AIM OF THE TASK ▸
Your task is to output the entries below word for word.

* Start *

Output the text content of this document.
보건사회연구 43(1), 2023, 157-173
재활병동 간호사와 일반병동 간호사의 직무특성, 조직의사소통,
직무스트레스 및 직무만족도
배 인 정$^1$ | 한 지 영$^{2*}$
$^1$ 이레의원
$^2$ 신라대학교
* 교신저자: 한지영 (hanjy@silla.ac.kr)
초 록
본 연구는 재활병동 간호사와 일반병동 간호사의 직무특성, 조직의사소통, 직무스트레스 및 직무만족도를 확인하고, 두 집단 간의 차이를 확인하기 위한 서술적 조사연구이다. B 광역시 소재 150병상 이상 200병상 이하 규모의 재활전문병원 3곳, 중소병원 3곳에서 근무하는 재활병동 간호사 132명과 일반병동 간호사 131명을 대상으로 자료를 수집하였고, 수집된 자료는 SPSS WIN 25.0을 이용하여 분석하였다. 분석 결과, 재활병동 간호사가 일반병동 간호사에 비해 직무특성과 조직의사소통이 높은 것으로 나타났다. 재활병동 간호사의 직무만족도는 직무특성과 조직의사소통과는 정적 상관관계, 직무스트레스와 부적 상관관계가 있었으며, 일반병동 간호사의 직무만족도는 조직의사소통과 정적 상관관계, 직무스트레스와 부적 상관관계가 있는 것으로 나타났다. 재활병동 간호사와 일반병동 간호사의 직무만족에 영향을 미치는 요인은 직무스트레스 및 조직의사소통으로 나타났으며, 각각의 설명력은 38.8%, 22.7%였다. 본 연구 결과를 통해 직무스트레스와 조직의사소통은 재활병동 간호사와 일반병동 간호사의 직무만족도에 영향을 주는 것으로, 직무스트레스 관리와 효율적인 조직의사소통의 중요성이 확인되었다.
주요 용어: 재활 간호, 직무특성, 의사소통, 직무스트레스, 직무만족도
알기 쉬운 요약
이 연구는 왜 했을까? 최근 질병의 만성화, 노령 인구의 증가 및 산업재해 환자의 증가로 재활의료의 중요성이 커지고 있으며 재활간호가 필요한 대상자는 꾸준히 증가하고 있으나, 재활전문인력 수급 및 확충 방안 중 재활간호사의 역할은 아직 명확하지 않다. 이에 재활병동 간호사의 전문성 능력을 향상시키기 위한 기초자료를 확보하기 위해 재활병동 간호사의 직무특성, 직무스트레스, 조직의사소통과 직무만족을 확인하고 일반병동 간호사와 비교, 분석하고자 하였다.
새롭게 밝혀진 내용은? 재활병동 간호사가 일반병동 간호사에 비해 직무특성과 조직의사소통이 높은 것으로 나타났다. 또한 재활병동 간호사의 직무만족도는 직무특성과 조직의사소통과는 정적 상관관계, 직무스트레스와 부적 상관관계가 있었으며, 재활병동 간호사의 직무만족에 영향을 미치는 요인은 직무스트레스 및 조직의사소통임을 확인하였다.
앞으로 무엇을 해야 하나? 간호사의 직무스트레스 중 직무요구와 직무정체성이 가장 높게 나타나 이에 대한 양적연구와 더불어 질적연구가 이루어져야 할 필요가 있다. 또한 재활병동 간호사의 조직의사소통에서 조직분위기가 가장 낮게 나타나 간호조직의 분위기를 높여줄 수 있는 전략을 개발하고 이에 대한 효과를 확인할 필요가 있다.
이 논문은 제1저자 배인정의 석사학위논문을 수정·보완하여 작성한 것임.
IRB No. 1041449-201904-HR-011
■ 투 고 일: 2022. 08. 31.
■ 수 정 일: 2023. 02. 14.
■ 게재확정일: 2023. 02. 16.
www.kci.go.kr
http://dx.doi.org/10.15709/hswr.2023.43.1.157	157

* End *

THE REPLY ▸
Output the text content of this document.
보건사회연구 43(1), 2023, 157-173
재활병동 간호사와 일반병동 간호사의 직무특성, 조직의사소통,
직무스트레스 및 직무만족도
배 인 정$^1$ | 한 지 영$^{2*}$
$^1$ 이레의원
$^2$ 신라대학교
* 교신저자: 한지영 (hanjy@silla.ac.kr)
초 록
본 연구는 재활병동 간호사와 일반병동 간호사의 직무특성, 조직의사소통, 직무스트레스 및 직무만족도를 확인하고, 두 집단 간의 차이를 확인하기 위한 서술적 조사연구이다. B 광역시 소재 150병상 이상 200병상 이하 규모의 재활전문병원 3곳, 중소병원 3곳에서 근무하는 재활병동 간호사 132명과 일반병동 간호사 131명을 대상으로 자료를 수집하였고, 수집된 자료는 SPSS WIN 25.0을 이용하여 분석하였다. 분석 결과, 재활병동 간호사가 일반병동 간호사에 비해 직무특성과 조직의사소통이 높은 것으로 나타났다. 재활병동 간호사의 직무만족도는 직무특성과 조직의사소통과는 정적 상관관계, 직무스트레스와 부적 상관관계가 있었으며, 일반병동 간호사의 직무만족도는 조직의사소통과 정적 상관관계, 직무스트레스와 부적 상관관계가 있는 것으로 나타났다. 재활병동 간호사와 일반병동 간호사의 직무만족에 영향을 미치는 요인은 직무스트레스 및 조직의사소통으로 나타났으며, 각각의 설명력은 38.8%, 22.7%였다. 본 연구 결과를 통해 직무스트레스와 조직의사소통은 재활병동 간호사와 일반병동 간호사의 직무만족도에 영향을 주는 것으로, 직무스트레스 관리와 효율적인 조직의사소통의 중요성이 확인되었다.
주요 용어: 재활 간호, 직무특성, 의사소통, 직무스트레스, 직무만족도
알기 쉬운 요약
이 연구는 왜 했을까? 최근 질병의 만성화, 노령 인구의 증가 및 산업재해 환자의 증가로 재활의료의 중요성이 커지고 있으며 재활간호가 필요한 대상자는 꾸준히 증가하고 있으나, 재활전문인력 수급 및 확충 방안 중 재활간호사의 역할은 아직 명확하지 않다. 이에 재활병동 간호사의 전문성 능력을 향상시키기 위한 기초자료를 확보하기 위해 재활병동 간호사의 직무특성, 직무스트레스, 조직의사소통과 직무만족을 확인하고 일반병동 간호사와 비교, 분석하고자 하였다.
새롭게 밝혀진 내용은? 재활병동 간호사가 일반병동 간호사에 비해 직무특성과 조직의사소통이 높은 것으로 나타났다. 또한 재활병동 간호사의 직무만족도는 직무특성과 조직의사소통과는 정적 상관관계, 직무스트레스와 부적 상관관계가 있었으며, 재활병동 간호사의 직무만족에 영향을 미치는 요인은 직무스트레스 및 조직의사소통임을 확인하였다.
앞으로 무엇을 해야 하나? 간호사의 직무스트레스 중 직무요구와 직무정체성이 가장 높게 나타나 이에 대한 양적연구와 더불어 질적연구가 이루어져야 할 필요가 있다. 또한 재활병동 간호사의 조직의사소통에서 조직분위기가 가장 낮게 나타나 간호조직의 분위기를 높여줄 수 있는 전략을 개발하고 이에 대한 효과를 확인할 필요가 있다.
이 논문은 제1저자 배인정의 석사학위논문을 수정·보완하여 작성한 것임.
IRB No. 1041449-201904-HR-011
■ 투 고 일: 2022. 08. 31.
■ 수 정 일: 2023. 02. 14.
■ 게재확정일: 2023. 02. 16.
www.kci.go.kr
http://dx.doi.org/10.15709/hswr.2023.43.1.157	157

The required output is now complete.